--- Start Listed records ---

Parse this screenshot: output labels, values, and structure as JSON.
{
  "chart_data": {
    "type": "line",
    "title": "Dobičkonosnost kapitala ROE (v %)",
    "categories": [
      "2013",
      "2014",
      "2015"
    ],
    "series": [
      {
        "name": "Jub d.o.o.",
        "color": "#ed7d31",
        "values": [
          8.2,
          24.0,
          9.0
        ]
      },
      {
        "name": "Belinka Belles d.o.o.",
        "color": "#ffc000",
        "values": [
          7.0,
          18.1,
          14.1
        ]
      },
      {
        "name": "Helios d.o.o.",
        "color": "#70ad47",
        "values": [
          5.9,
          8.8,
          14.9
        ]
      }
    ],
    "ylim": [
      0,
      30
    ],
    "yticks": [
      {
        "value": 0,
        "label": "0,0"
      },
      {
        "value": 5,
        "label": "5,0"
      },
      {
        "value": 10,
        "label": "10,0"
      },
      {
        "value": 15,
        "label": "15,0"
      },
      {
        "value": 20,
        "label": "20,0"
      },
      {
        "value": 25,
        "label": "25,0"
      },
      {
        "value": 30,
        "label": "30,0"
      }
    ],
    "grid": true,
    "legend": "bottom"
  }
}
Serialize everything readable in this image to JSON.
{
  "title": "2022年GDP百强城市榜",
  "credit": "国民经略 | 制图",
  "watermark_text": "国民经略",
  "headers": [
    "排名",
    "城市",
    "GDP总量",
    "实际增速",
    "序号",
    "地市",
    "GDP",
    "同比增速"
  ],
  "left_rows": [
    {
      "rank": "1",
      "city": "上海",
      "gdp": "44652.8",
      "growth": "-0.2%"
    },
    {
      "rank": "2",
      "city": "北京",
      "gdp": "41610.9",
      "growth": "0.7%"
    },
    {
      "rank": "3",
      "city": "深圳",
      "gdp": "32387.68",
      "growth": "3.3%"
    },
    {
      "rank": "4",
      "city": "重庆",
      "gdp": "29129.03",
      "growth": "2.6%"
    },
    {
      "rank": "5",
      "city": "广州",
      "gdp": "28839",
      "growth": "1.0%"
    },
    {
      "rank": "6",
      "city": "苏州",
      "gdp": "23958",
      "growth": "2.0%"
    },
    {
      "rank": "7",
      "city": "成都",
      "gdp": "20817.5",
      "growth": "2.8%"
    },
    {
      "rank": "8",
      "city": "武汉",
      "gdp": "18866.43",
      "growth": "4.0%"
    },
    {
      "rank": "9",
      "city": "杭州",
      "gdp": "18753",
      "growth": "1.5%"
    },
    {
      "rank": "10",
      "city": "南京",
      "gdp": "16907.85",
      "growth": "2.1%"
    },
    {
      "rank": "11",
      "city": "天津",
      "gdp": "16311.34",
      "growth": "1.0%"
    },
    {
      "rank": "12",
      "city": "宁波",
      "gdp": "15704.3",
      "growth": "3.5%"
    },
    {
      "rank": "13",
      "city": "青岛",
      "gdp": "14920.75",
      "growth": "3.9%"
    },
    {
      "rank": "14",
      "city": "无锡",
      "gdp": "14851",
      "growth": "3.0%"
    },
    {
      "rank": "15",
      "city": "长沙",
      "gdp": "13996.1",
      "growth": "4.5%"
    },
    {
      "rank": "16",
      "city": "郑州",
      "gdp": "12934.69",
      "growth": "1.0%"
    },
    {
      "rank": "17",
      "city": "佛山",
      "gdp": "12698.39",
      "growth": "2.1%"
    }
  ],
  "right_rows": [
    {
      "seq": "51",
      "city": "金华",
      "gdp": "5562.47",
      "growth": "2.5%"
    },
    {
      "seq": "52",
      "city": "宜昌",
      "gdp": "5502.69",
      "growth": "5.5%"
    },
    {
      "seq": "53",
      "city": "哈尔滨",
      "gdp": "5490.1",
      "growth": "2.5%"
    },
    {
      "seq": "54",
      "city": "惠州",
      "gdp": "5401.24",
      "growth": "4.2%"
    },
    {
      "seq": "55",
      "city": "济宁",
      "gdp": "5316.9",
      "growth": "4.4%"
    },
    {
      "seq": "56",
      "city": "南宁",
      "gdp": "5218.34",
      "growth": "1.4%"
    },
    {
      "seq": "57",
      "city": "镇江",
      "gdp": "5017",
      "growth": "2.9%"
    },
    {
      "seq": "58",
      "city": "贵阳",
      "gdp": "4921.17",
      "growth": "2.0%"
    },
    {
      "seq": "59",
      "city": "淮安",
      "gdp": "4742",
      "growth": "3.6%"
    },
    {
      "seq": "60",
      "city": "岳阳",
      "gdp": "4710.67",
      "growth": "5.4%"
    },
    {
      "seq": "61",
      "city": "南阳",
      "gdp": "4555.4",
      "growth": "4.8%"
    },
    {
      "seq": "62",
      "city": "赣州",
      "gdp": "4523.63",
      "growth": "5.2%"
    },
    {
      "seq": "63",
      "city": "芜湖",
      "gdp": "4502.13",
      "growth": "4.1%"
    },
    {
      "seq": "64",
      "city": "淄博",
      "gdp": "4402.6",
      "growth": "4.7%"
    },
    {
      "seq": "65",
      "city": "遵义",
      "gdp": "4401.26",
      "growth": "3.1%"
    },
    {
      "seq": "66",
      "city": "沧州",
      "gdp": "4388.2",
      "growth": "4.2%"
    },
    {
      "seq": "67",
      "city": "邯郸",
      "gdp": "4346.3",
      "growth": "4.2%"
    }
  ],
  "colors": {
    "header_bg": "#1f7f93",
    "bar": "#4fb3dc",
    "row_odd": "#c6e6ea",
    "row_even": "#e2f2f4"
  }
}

--- End Listed records ---

§ Problem details
Take the records above and return them exactly as written.

§ Full output
Parse this screenshot: output labels, values, and structure as JSON.
{
  "chart_data": {
    "type": "line",
    "title": "Dobičkonosnost kapitala ROE (v %)",
    "categories": [
      "2013",
      "2014",
      "2015"
    ],
    "series": [
      {
        "name": "Jub d.o.o.",
        "color": "#ed7d31",
        "values": [
          8.2,
          24.0,
          9.0
        ]
      },
      {
        "name": "Belinka Belles d.o.o.",
        "color": "#ffc000",
        "values": [
          7.0,
          18.1,
          14.1
        ]
      },
      {
        "name": "Helios d.o.o.",
        "color": "#70ad47",
        "values": [
          5.9,
          8.8,
          14.9
        ]
      }
    ],
    "ylim": [
      0,
      30
    ],
    "yticks": [
      {
        "value": 0,
        "label": "0,0"
      },
      {
        "value": 5,
        "label": "5,0"
      },
      {
        "value": 10,
        "label": "10,0"
      },
      {
        "value": 15,
        "label": "15,0"
      },
      {
        "value": 20,
        "label": "20,0"
      },
      {
        "value": 25,
        "label": "25,0"
      },
      {
        "value": 30,
        "label": "30,0"
      }
    ],
    "grid": true,
    "legend": "bottom"
  }
}
Serialize everything readable in this image to JSON.
{
  "title": "2022年GDP百强城市榜",
  "credit": "国民经略 | 制图",
  "watermark_text": "国民经略",
  "headers": [
    "排名",
    "城市",
    "GDP总量",
    "实际增速",
    "序号",
    "地市",
    "GDP",
    "同比增速"
  ],
  "left_rows": [
    {
      "rank": "1",
      "city": "上海",
      "gdp": "44652.8",
      "growth": "-0.2%"
    },
    {
      "rank": "2",
      "city": "北京",
      "gdp": "41610.9",
      "growth": "0.7%"
    },
    {
      "rank": "3",
      "city": "深圳",
      "gdp": "32387.68",
      "growth": "3.3%"
    },
    {
      "rank": "4",
      "city": "重庆",
      "gdp": "29129.03",
      "growth": "2.6%"
    },
    {
      "rank": "5",
      "city": "广州",
      "gdp": "28839",
      "growth": "1.0%"
    },
    {
      "rank": "6",
      "city": "苏州",
      "gdp": "23958",
      "growth": "2.0%"
    },
    {
      "rank": "7",
      "city": "成都",
      "gdp": "20817.5",
      "growth": "2.8%"
    },
    {
      "rank": "8",
      "city": "武汉",
      "gdp": "18866.43",
      "growth": "4.0%"
    },
    {
      "rank": "9",
      "city": "杭州",
      "gdp": "18753",
      "growth": "1.5%"
    },
    {
      "rank": "10",
      "city": "南京",
      "gdp": "16907.85",
      "growth": "2.1%"
    },
    {
      "rank": "11",
      "city": "天津",
      "gdp": "16311.34",
      "growth": "1.0%"
    },
    {
      "rank": "12",
      "city": "宁波",
      "gdp": "15704.3",
      "growth": "3.5%"
    },
    {
      "rank": "13",
      "city": "青岛",
      "gdp": "14920.75",
      "growth": "3.9%"
    },
    {
      "rank": "14",
      "city": "无锡",
      "gdp": "14851",
      "growth": "3.0%"
    },
    {
      "rank": "15",
      "city": "长沙",
      "gdp": "13996.1",
      "growth": "4.5%"
    },
    {
      "rank": "16",
      "city": "郑州",
      "gdp": "12934.69",
      "growth": "1.0%"
    },
    {
      "rank": "17",
      "city": "佛山",
      "gdp": "12698.39",
      "growth": "2.1%"
    }
  ],
  "right_rows": [
    {
      "seq": "51",
      "city": "金华",
      "gdp": "5562.47",
      "growth": "2.5%"
    },
    {
      "seq": "52",
      "city": "宜昌",
      "gdp": "5502.69",
      "growth": "5.5%"
    },
    {
      "seq": "53",
      "city": "哈尔滨",
      "gdp": "5490.1",
      "growth": "2.5%"
    },
    {
      "seq": "54",
      "city": "惠州",
      "gdp": "5401.24",
      "growth": "4.2%"
    },
    {
      "seq": "55",
      "city": "济宁",
      "gdp": "5316.9",
      "growth": "4.4%"
    },
    {
      "seq": "56",
      "city": "南宁",
      "gdp": "5218.34",
      "growth": "1.4%"
    },
    {
      "seq": "57",
      "city": "镇江",
      "gdp": "5017",
      "growth": "2.9%"
    },
    {
      "seq": "58",
      "city": "贵阳",
      "gdp": "4921.17",
      "growth": "2.0%"
    },
    {
      "seq": "59",
      "city": "淮安",
      "gdp": "4742",
      "growth": "3.6%"
    },
    {
      "seq": "60",
      "city": "岳阳",
      "gdp": "4710.67",
      "growth": "5.4%"
    },
    {
      "seq": "61",
      "city": "南阳",
      "gdp": "4555.4",
      "growth": "4.8%"
    },
    {
      "seq": "62",
      "city": "赣州",
      "gdp": "4523.63",
      "growth": "5.2%"
    },
    {
      "seq": "63",
      "city": "芜湖",
      "gdp": "4502.13",
      "growth": "4.1%"
    },
    {
      "seq": "64",
      "city": "淄博",
      "gdp": "4402.6",
      "growth": "4.7%"
    },
    {
      "seq": "65",
      "city": "遵义",
      "gdp": "4401.26",
      "growth": "3.1%"
    },
    {
      "seq": "66",
      "city": "沧州",
      "gdp": "4388.2",
      "growth": "4.2%"
    },
    {
      "seq": "67",
      "city": "邯郸",
      "gdp": "4346.3",
      "growth": "4.2%"
    }
  ],
  "colors": {
    "header_bg": "#1f7f93",
    "bar": "#4fb3dc",
    "row_odd": "#c6e6ea",
    "row_even": "#e2f2f4"
  }
}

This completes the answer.